▸ **Dataset excerpts**:

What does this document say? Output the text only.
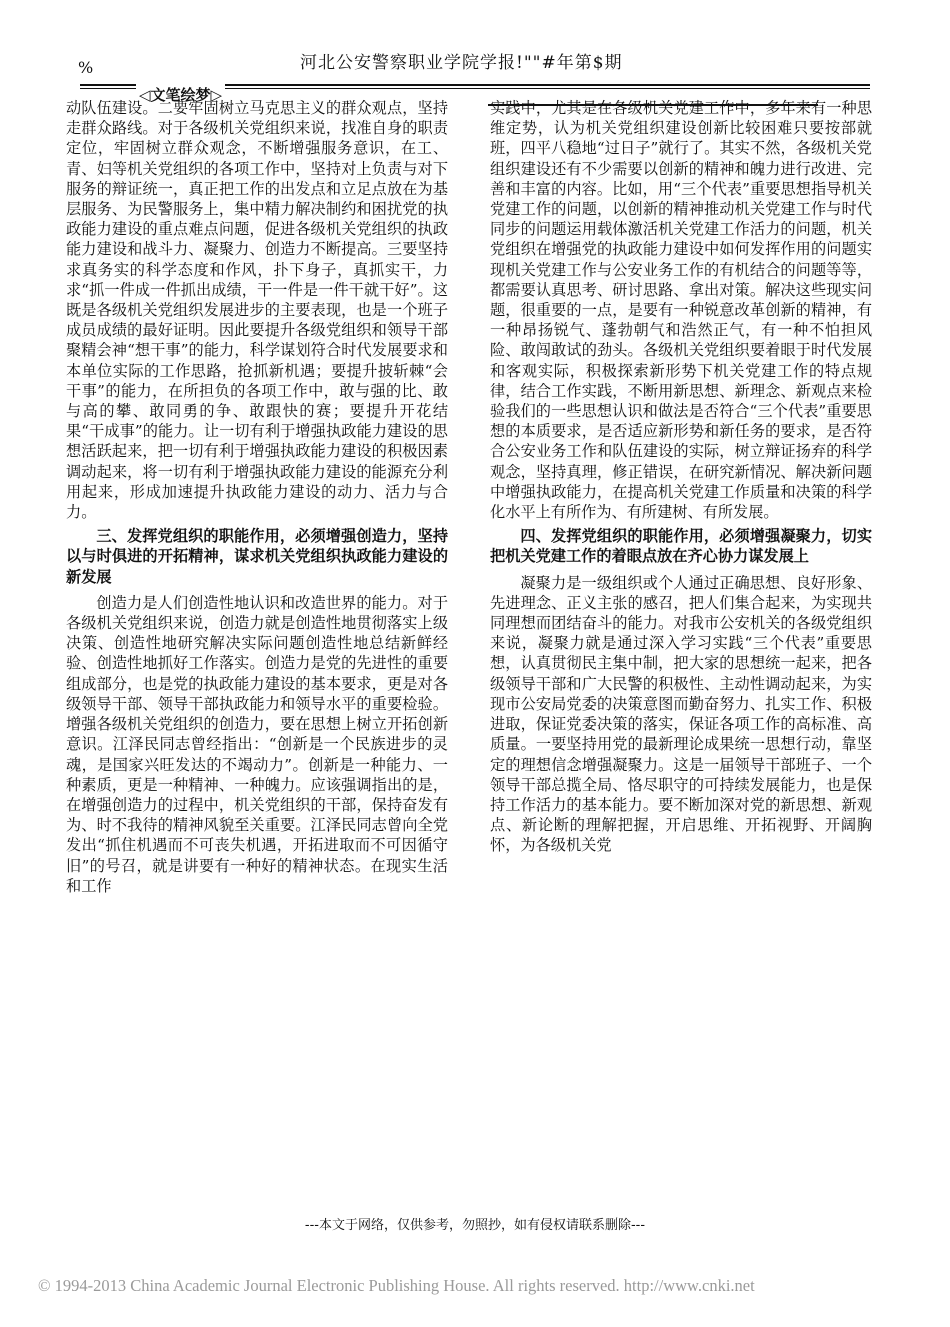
%	河北公安警察职业学院学报!""#年第$期
◁文笔绘梦▷

动队伍建设。二要牢固树立马克思主义的群众观点，坚持走群众路线。对于各级机关党组织来说，找准自身的职责定位，牢固树立群众观念，不断增强服务意识，在工、青、妇等机关党组织的各项工作中，坚持对上负责与对下服务的辩证统一，真正把工作的出发点和立足点放在为基层服务、为民警服务上，集中精力解决制约和困扰党的执政能力建设的重点难点问题，促进各级机关党组织的执政能力建设和战斗力、凝聚力、创造力不断提高。三要坚持求真务实的科学态度和作风，扑下身子，真抓实干，力求“抓一件成一件抓出成绩，干一件是一件干就干好”。这既是各级机关党组织发展进步的主要表现，也是一个班子成员成绩的最好证明。因此要提升各级党组织和领导干部聚精会神“想干事”的能力，科学谋划符合时代发展要求和本单位实际的工作思路，抢抓新机遇；要提升披斩棘“会干事”的能力，在所担负的各项工作中，敢与强的比、敢与高的攀、敢同勇的争、敢跟快的赛；要提升开花结果“干成事”的能力。让一切有利于增强执政能力建设的思想活跃起来，把一切有利于增强执政能力建设的积极因素调动起来，将一切有利于增强执政能力建设的能源充分利用起来，形成加速提升执政能力建设的动力、活力与合力。

三、发挥党组织的职能作用，必须增强创造力，坚持以与时俱进的开拓精神，谋求机关党组织执政能力建设的新发展

创造力是人们创造性地认识和改造世界的能力。对于各级机关党组织来说，创造力就是创造性地贯彻落实上级决策、创造性地研究解决实际问题创造性地总结新鲜经验、创造性地抓好工作落实。创造力是党的先进性的重要组成部分，也是党的执政能力建设的基本要求，更是对各级领导干部、领导干部执政能力和领导水平的重要检验。增强各级机关党组织的创造力，要在思想上树立开拓创新意识。江泽民同志曾经指出：“创新是一个民族进步的灵魂，是国家兴旺发达的不竭动力”。创新是一种能力、一种素质，更是一种精神、一种魄力。应该强调指出的是，在增强创造力的过程中，机关党组织的干部，保持奋发有为、时不我待的精神风貌至关重要。江泽民同志曾向全党发出“抓住机遇而不可丧失机遇，开拓进取而不可因循守旧”的号召，就是讲要有一种好的精神状态。在现实生活和工作

实践中，尤其是在各级机关党建工作中，多年来有一种思维定势，认为机关党组织建设创新比较困难只要按部就班，四平八稳地“过日子”就行了。其实不然，各级机关党组织建设还有不少需要以创新的精神和魄力进行改进、完善和丰富的内容。比如，用“三个代表”重要思想指导机关党建工作的问题，以创新的精神推动机关党建工作与时代同步的问题运用载体激活机关党建工作活力的问题，机关党组织在增强党的执政能力建设中如何发挥作用的问题实现机关党建工作与公安业务工作的有机结合的问题等等，都需要认真思考、研讨思路、拿出对策。解决这些现实问题，很重要的一点，是要有一种锐意改革创新的精神，有一种昂扬锐气、蓬勃朝气和浩然正气，有一种不怕担风险、敢闯敢试的劲头。各级机关党组织要着眼于时代发展和客观实际，积极探索新形势下机关党建工作的特点规律，结合工作实践，不断用新思想、新理念、新观点来检验我们的一些思想认识和做法是否符合“三个代表”重要思想的本质要求，是否适应新形势和新任务的要求，是否符合公安业务工作和队伍建设的实际，树立辩证扬弃的科学观念，坚持真理，修正错误，在研究新情况、解决新问题中增强执政能力，在提高机关党建工作质量和决策的科学化水平上有所作为、有所建树、有所发展。

四、发挥党组织的职能作用，必须增强凝聚力，切实把机关党建工作的着眼点放在齐心协力谋发展上

凝聚力是一级组织或个人通过正确思想、良好形象、先进理念、正义主张的感召，把人们集合起来，为实现共同理想而团结奋斗的能力。对我市公安机关的各级党组织来说，凝聚力就是通过深入学习实践“三个代表”重要思想，认真贯彻民主集中制，把大家的思想统一起来，把各级领导干部和广大民警的积极性、主动性调动起来，为实现市公安局党委的决策意图而勤奋努力、扎实工作、积极进取，保证党委决策的落实，保证各项工作的高标准、高质量。一要坚持用党的最新理论成果统一思想行动，靠坚定的理想信念增强凝聚力。这是一届领导干部班子、一个领导干部总揽全局、恪尽职守的可持续发展能力，也是保持工作活力的基本能力。要不断加深对党的新思想、新观点、新论断的理解把握，开启思维、开拓视野、开阔胸怀，为各级机关党

---本文于网络，仅供参考，勿照抄，如有侵权请联系删除---
© 1994-2013 China Academic Journal Electronic Publishing House. All rights reserved. http://www.cnki.net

▸ **Direction**: Make an exact copy of the listing above. Do not include the pictures.

▸ **Answer to this problem**:
What does this document say? Output the text only.
%	河北公安警察职业学院学报!""#年第$期
◁文笔绘梦▷

动队伍建设。二要牢固树立马克思主义的群众观点，坚持走群众路线。对于各级机关党组织来说，找准自身的职责定位，牢固树立群众观念，不断增强服务意识，在工、青、妇等机关党组织的各项工作中，坚持对上负责与对下服务的辩证统一，真正把工作的出发点和立足点放在为基层服务、为民警服务上，集中精力解决制约和困扰党的执政能力建设的重点难点问题，促进各级机关党组织的执政能力建设和战斗力、凝聚力、创造力不断提高。三要坚持求真务实的科学态度和作风，扑下身子，真抓实干，力求“抓一件成一件抓出成绩，干一件是一件干就干好”。这既是各级机关党组织发展进步的主要表现，也是一个班子成员成绩的最好证明。因此要提升各级党组织和领导干部聚精会神“想干事”的能力，科学谋划符合时代发展要求和本单位实际的工作思路，抢抓新机遇；要提升披斩棘“会干事”的能力，在所担负的各项工作中，敢与强的比、敢与高的攀、敢同勇的争、敢跟快的赛；要提升开花结果“干成事”的能力。让一切有利于增强执政能力建设的思想活跃起来，把一切有利于增强执政能力建设的积极因素调动起来，将一切有利于增强执政能力建设的能源充分利用起来，形成加速提升执政能力建设的动力、活力与合力。

三、发挥党组织的职能作用，必须增强创造力，坚持以与时俱进的开拓精神，谋求机关党组织执政能力建设的新发展

创造力是人们创造性地认识和改造世界的能力。对于各级机关党组织来说，创造力就是创造性地贯彻落实上级决策、创造性地研究解决实际问题创造性地总结新鲜经验、创造性地抓好工作落实。创造力是党的先进性的重要组成部分，也是党的执政能力建设的基本要求，更是对各级领导干部、领导干部执政能力和领导水平的重要检验。增强各级机关党组织的创造力，要在思想上树立开拓创新意识。江泽民同志曾经指出：“创新是一个民族进步的灵魂，是国家兴旺发达的不竭动力”。创新是一种能力、一种素质，更是一种精神、一种魄力。应该强调指出的是，在增强创造力的过程中，机关党组织的干部，保持奋发有为、时不我待的精神风貌至关重要。江泽民同志曾向全党发出“抓住机遇而不可丧失机遇，开拓进取而不可因循守旧”的号召，就是讲要有一种好的精神状态。在现实生活和工作

实践中，尤其是在各级机关党建工作中，多年来有一种思维定势，认为机关党组织建设创新比较困难只要按部就班，四平八稳地“过日子”就行了。其实不然，各级机关党组织建设还有不少需要以创新的精神和魄力进行改进、完善和丰富的内容。比如，用“三个代表”重要思想指导机关党建工作的问题，以创新的精神推动机关党建工作与时代同步的问题运用载体激活机关党建工作活力的问题，机关党组织在增强党的执政能力建设中如何发挥作用的问题实现机关党建工作与公安业务工作的有机结合的问题等等，都需要认真思考、研讨思路、拿出对策。解决这些现实问题，很重要的一点，是要有一种锐意改革创新的精神，有一种昂扬锐气、蓬勃朝气和浩然正气，有一种不怕担风险、敢闯敢试的劲头。各级机关党组织要着眼于时代发展和客观实际，积极探索新形势下机关党建工作的特点规律，结合工作实践，不断用新思想、新理念、新观点来检验我们的一些思想认识和做法是否符合“三个代表”重要思想的本质要求，是否适应新形势和新任务的要求，是否符合公安业务工作和队伍建设的实际，树立辩证扬弃的科学观念，坚持真理，修正错误，在研究新情况、解决新问题中增强执政能力，在提高机关党建工作质量和决策的科学化水平上有所作为、有所建树、有所发展。

四、发挥党组织的职能作用，必须增强凝聚力，切实把机关党建工作的着眼点放在齐心协力谋发展上

凝聚力是一级组织或个人通过正确思想、良好形象、先进理念、正义主张的感召，把人们集合起来，为实现共同理想而团结奋斗的能力。对我市公安机关的各级党组织来说，凝聚力就是通过深入学习实践“三个代表”重要思想，认真贯彻民主集中制，把大家的思想统一起来，把各级领导干部和广大民警的积极性、主动性调动起来，为实现市公安局党委的决策意图而勤奋努力、扎实工作、积极进取，保证党委决策的落实，保证各项工作的高标准、高质量。一要坚持用党的最新理论成果统一思想行动，靠坚定的理想信念增强凝聚力。这是一届领导干部班子、一个领导干部总揽全局、恪尽职守的可持续发展能力，也是保持工作活力的基本能力。要不断加深对党的新思想、新观点、新论断的理解把握，开启思维、开拓视野、开阔胸怀，为各级机关党

---本文于网络，仅供参考，勿照抄，如有侵权请联系删除---
© 1994-2013 China Academic Journal Electronic Publishing House. All rights reserved. http://www.cnki.net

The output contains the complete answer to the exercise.